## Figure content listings
::::::::
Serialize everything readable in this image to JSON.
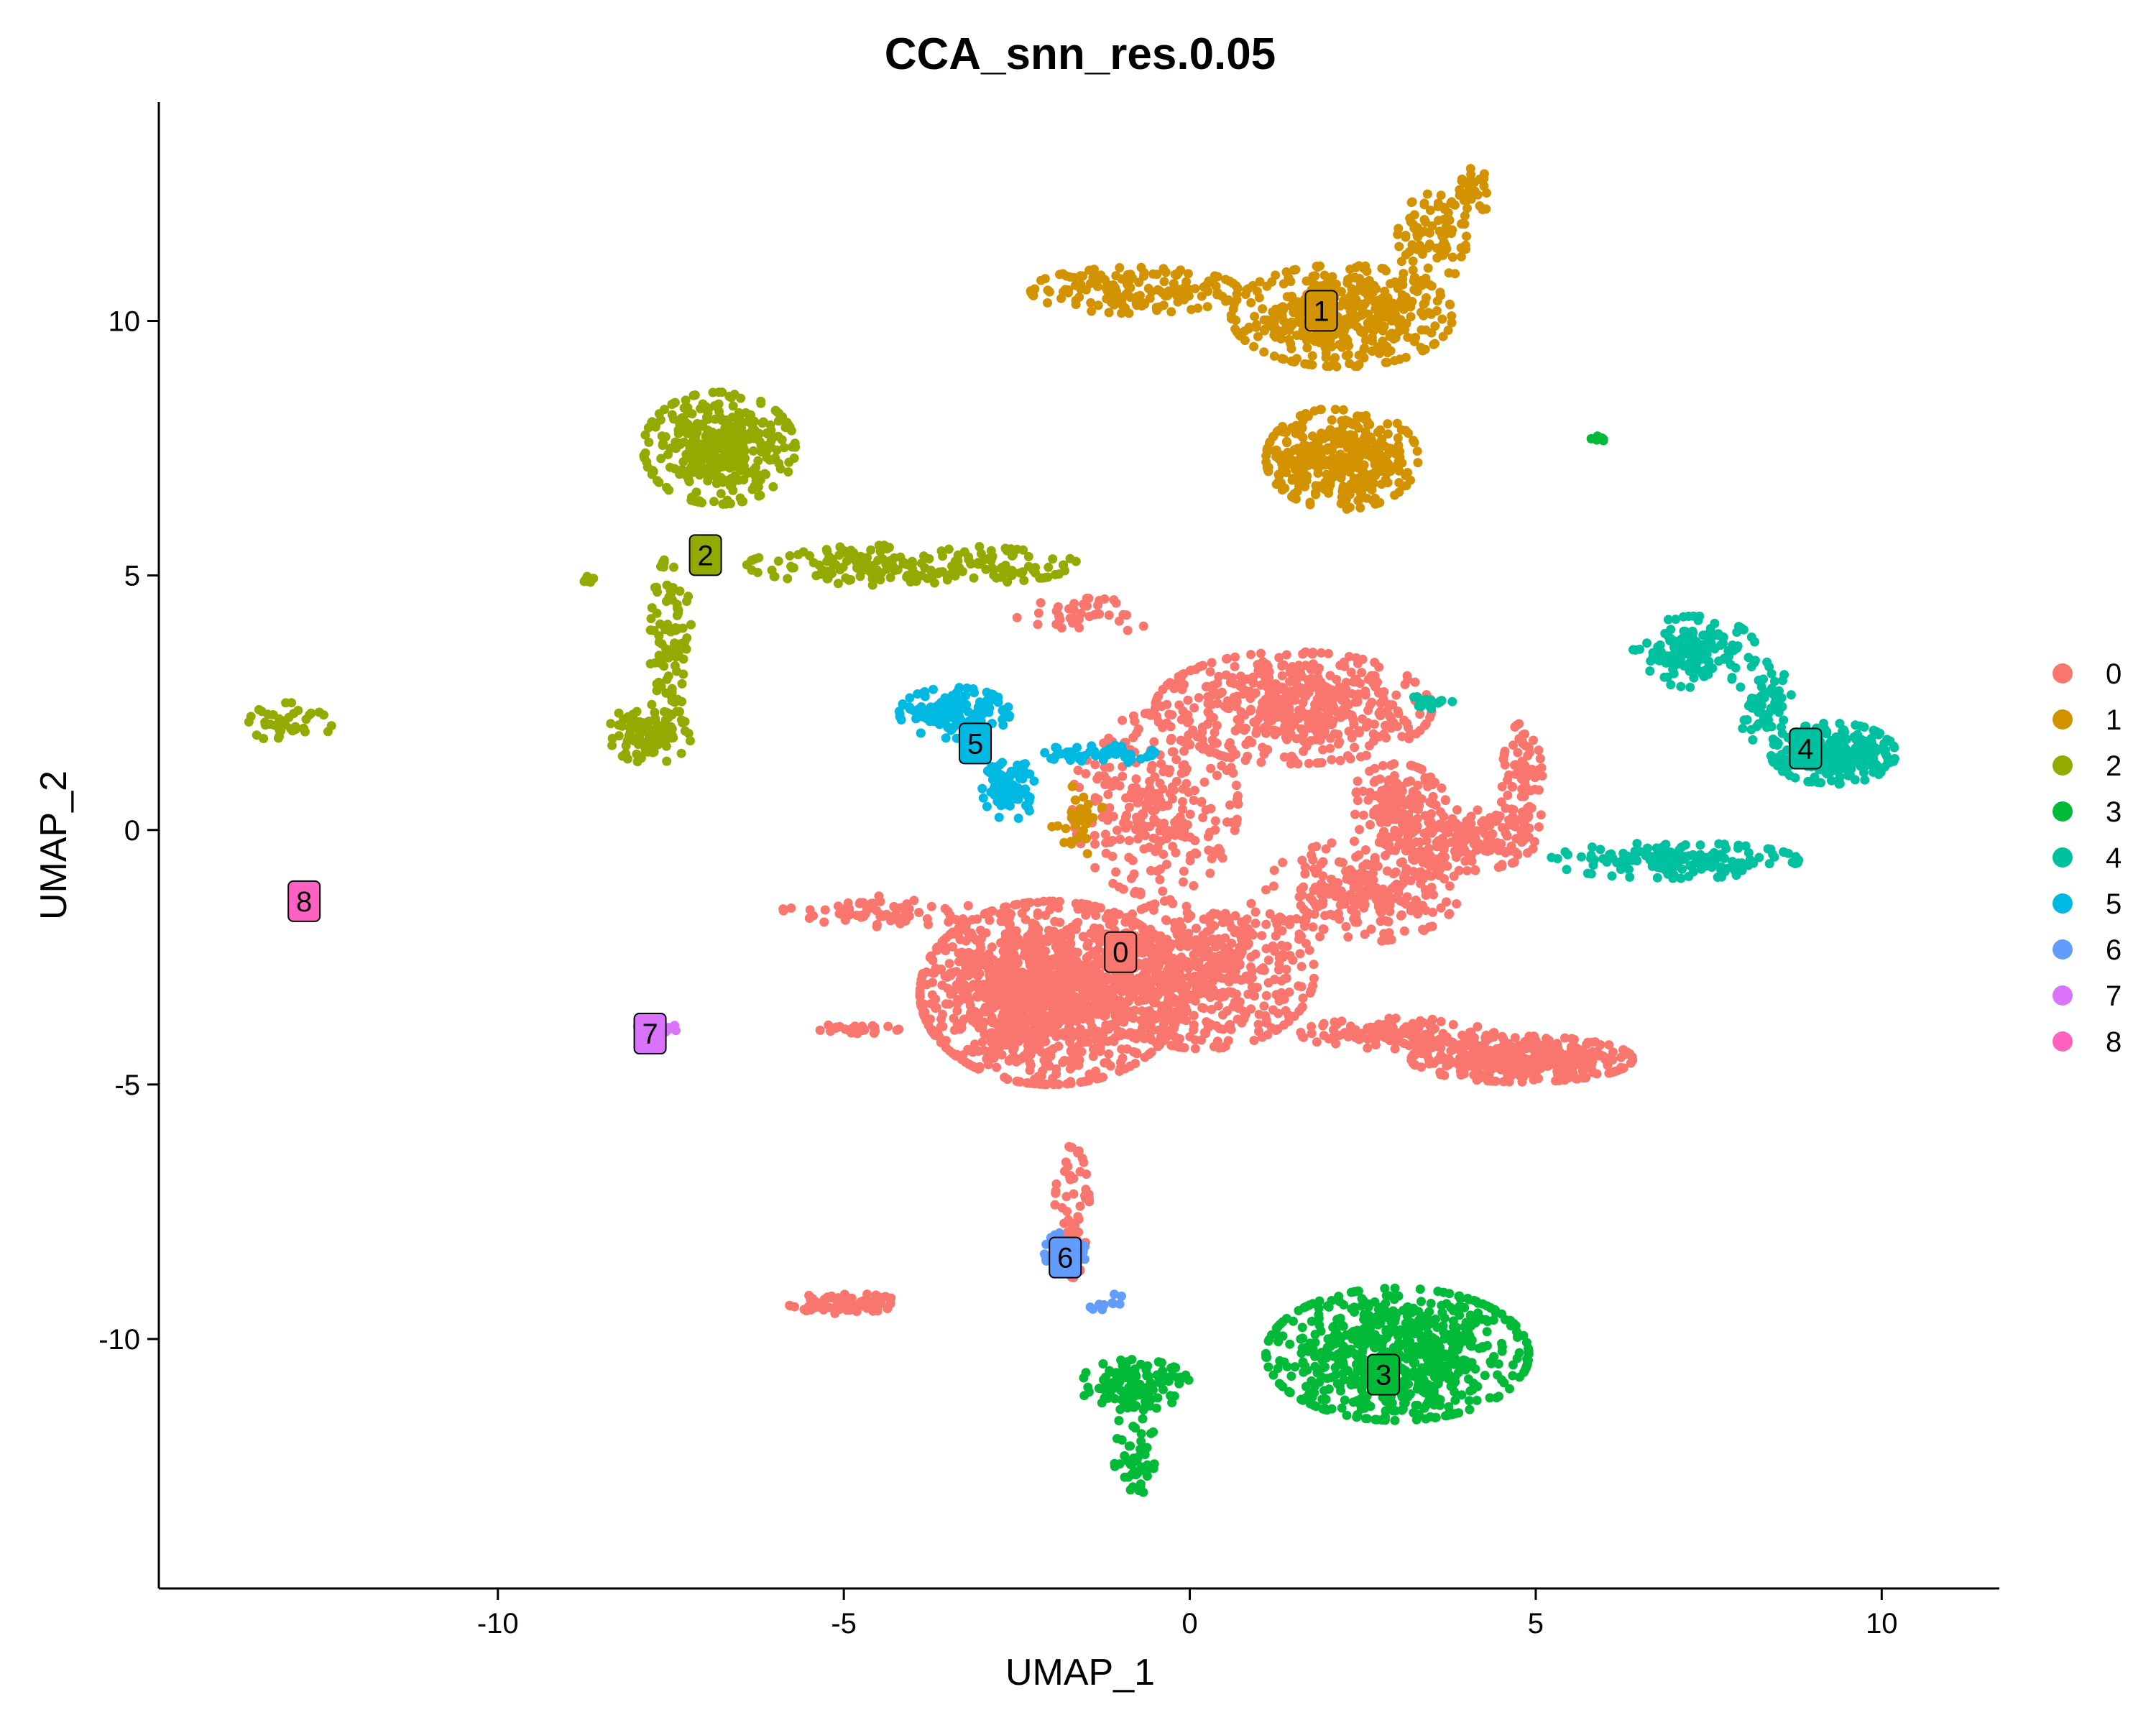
{
  "chart_data": {
    "type": "scatter",
    "title": "CCA_snn_res.0.05",
    "xlabel": "UMAP_1",
    "ylabel": "UMAP_2",
    "xlim": [
      -14.9,
      11.7
    ],
    "ylim": [
      -14.9,
      14.3
    ],
    "xticks": [
      -10,
      -5,
      0,
      5,
      10
    ],
    "yticks": [
      -10,
      -5,
      0,
      5,
      10
    ],
    "xtick_labels": [
      "-10",
      "-5",
      "0",
      "5",
      "10"
    ],
    "ytick_labels": [
      "-10",
      "-5",
      "0",
      "5",
      "10"
    ],
    "grid": false,
    "legend_position": "right",
    "legend": [
      "0",
      "1",
      "2",
      "3",
      "4",
      "5",
      "6",
      "7",
      "8"
    ],
    "series": [
      {
        "name": "0",
        "color": "#F8766D",
        "label_pos": [
          -1.0,
          -2.4
        ],
        "regions": [
          {
            "cx": -2.0,
            "cy": -3.2,
            "rx": 1.9,
            "ry": 1.8,
            "n": 1400
          },
          {
            "cx": 0.2,
            "cy": -2.8,
            "rx": 1.6,
            "ry": 1.5,
            "n": 500
          },
          {
            "cx": 1.5,
            "cy": 2.4,
            "rx": 2.0,
            "ry": 1.1,
            "n": 500
          },
          {
            "cx": -0.5,
            "cy": 0.5,
            "rx": 1.2,
            "ry": 1.8,
            "n": 280
          },
          {
            "cx": 2.5,
            "cy": -1.2,
            "rx": 1.4,
            "ry": 1.0,
            "n": 250
          },
          {
            "cx": 3.0,
            "cy": 0.5,
            "rx": 0.7,
            "ry": 0.8,
            "n": 150
          },
          {
            "cx": 4.0,
            "cy": -0.2,
            "rx": 1.0,
            "ry": 0.6,
            "n": 150
          },
          {
            "cx": 4.8,
            "cy": 0.8,
            "rx": 0.3,
            "ry": 1.3,
            "n": 100
          },
          {
            "cx": 4.8,
            "cy": -4.5,
            "rx": 1.6,
            "ry": 0.45,
            "n": 450
          },
          {
            "cx": 3.0,
            "cy": -4.0,
            "rx": 1.4,
            "ry": 0.3,
            "n": 120
          },
          {
            "cx": -1.7,
            "cy": -7.5,
            "rx": 0.25,
            "ry": 1.3,
            "n": 60
          },
          {
            "cx": -5.0,
            "cy": -9.3,
            "rx": 0.8,
            "ry": 0.2,
            "n": 80
          },
          {
            "cx": -4.5,
            "cy": -1.6,
            "rx": 1.4,
            "ry": 0.3,
            "n": 70
          },
          {
            "cx": -4.8,
            "cy": -3.9,
            "rx": 0.6,
            "ry": 0.1,
            "n": 30
          },
          {
            "cx": -1.5,
            "cy": 4.2,
            "rx": 1.0,
            "ry": 0.35,
            "n": 40
          }
        ]
      },
      {
        "name": "1",
        "color": "#D39200",
        "label_pos": [
          1.9,
          10.2
        ],
        "regions": [
          {
            "cx": 2.2,
            "cy": 10.1,
            "rx": 1.6,
            "ry": 1.0,
            "n": 450
          },
          {
            "cx": 2.2,
            "cy": 7.3,
            "rx": 1.1,
            "ry": 1.0,
            "n": 380
          },
          {
            "cx": 3.5,
            "cy": 11.6,
            "rx": 0.5,
            "ry": 0.9,
            "n": 80
          },
          {
            "cx": 4.1,
            "cy": 12.5,
            "rx": 0.25,
            "ry": 0.5,
            "n": 30
          },
          {
            "cx": -0.8,
            "cy": 10.6,
            "rx": 1.5,
            "ry": 0.45,
            "n": 160
          },
          {
            "cx": -1.6,
            "cy": 0.2,
            "rx": 0.4,
            "ry": 0.7,
            "n": 30
          }
        ]
      },
      {
        "name": "2",
        "color": "#93AA00",
        "label_pos": [
          -7.0,
          5.4
        ],
        "regions": [
          {
            "cx": -6.8,
            "cy": 7.5,
            "rx": 1.1,
            "ry": 1.1,
            "n": 380
          },
          {
            "cx": -4.0,
            "cy": 5.2,
            "rx": 2.4,
            "ry": 0.4,
            "n": 200
          },
          {
            "cx": -7.5,
            "cy": 3.6,
            "rx": 0.3,
            "ry": 1.8,
            "n": 90
          },
          {
            "cx": -7.8,
            "cy": 1.9,
            "rx": 0.6,
            "ry": 0.6,
            "n": 90
          },
          {
            "cx": -13.0,
            "cy": 2.1,
            "rx": 0.6,
            "ry": 0.4,
            "n": 40
          },
          {
            "cx": -8.7,
            "cy": 4.9,
            "rx": 0.1,
            "ry": 0.1,
            "n": 8
          }
        ]
      },
      {
        "name": "3",
        "color": "#00BA38",
        "label_pos": [
          2.8,
          -10.7
        ],
        "regions": [
          {
            "cx": 3.0,
            "cy": -10.3,
            "rx": 1.9,
            "ry": 1.3,
            "n": 700
          },
          {
            "cx": -0.8,
            "cy": -10.9,
            "rx": 0.8,
            "ry": 0.5,
            "n": 120
          },
          {
            "cx": -0.8,
            "cy": -12.2,
            "rx": 0.3,
            "ry": 0.9,
            "n": 50
          },
          {
            "cx": 5.9,
            "cy": 7.7,
            "rx": 0.1,
            "ry": 0.08,
            "n": 8
          }
        ]
      },
      {
        "name": "4",
        "color": "#00C19F",
        "label_pos": [
          8.9,
          1.6
        ],
        "regions": [
          {
            "cx": 9.3,
            "cy": 1.5,
            "rx": 0.9,
            "ry": 0.6,
            "n": 260
          },
          {
            "cx": 7.0,
            "cy": -0.6,
            "rx": 1.8,
            "ry": 0.35,
            "n": 160
          },
          {
            "cx": 7.3,
            "cy": 3.5,
            "rx": 0.9,
            "ry": 0.7,
            "n": 150
          },
          {
            "cx": 8.3,
            "cy": 2.5,
            "rx": 0.4,
            "ry": 0.8,
            "n": 60
          },
          {
            "cx": 3.4,
            "cy": 2.5,
            "rx": 0.4,
            "ry": 0.12,
            "n": 20
          }
        ]
      },
      {
        "name": "5",
        "color": "#00B9E3",
        "label_pos": [
          -3.1,
          1.7
        ],
        "regions": [
          {
            "cx": -3.4,
            "cy": 2.3,
            "rx": 0.8,
            "ry": 0.5,
            "n": 150
          },
          {
            "cx": -2.6,
            "cy": 0.8,
            "rx": 0.4,
            "ry": 0.6,
            "n": 80
          },
          {
            "cx": -1.3,
            "cy": 1.5,
            "rx": 0.8,
            "ry": 0.2,
            "n": 50
          }
        ]
      },
      {
        "name": "6",
        "color": "#619CFF",
        "label_pos": [
          -1.8,
          -8.4
        ],
        "regions": [
          {
            "cx": -1.8,
            "cy": -8.3,
            "rx": 0.3,
            "ry": 0.4,
            "n": 30
          },
          {
            "cx": -1.2,
            "cy": -9.3,
            "rx": 0.3,
            "ry": 0.2,
            "n": 10
          }
        ]
      },
      {
        "name": "7",
        "color": "#DB72FB",
        "label_pos": [
          -7.8,
          -4.0
        ],
        "regions": [
          {
            "cx": -7.7,
            "cy": -3.9,
            "rx": 0.35,
            "ry": 0.15,
            "n": 20
          }
        ]
      },
      {
        "name": "8",
        "color": "#FF61C3",
        "label_pos": [
          -12.8,
          -1.4
        ],
        "regions": [
          {
            "cx": -12.9,
            "cy": -1.4,
            "rx": 0.1,
            "ry": 0.1,
            "n": 4
          }
        ]
      }
    ]
  }
}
::::::::
## Objective
Using the listing above, gather each line that holds the string "color" and copy it.

## Completed exercise
        "color": "#F8766D",
        "color": "#D39200",
        "color": "#93AA00",
        "color": "#00BA38",
        "color": "#00C19F",
        "color": "#00B9E3",
        "color": "#619CFF",
        "color": "#DB72FB",
        "color": "#FF61C3",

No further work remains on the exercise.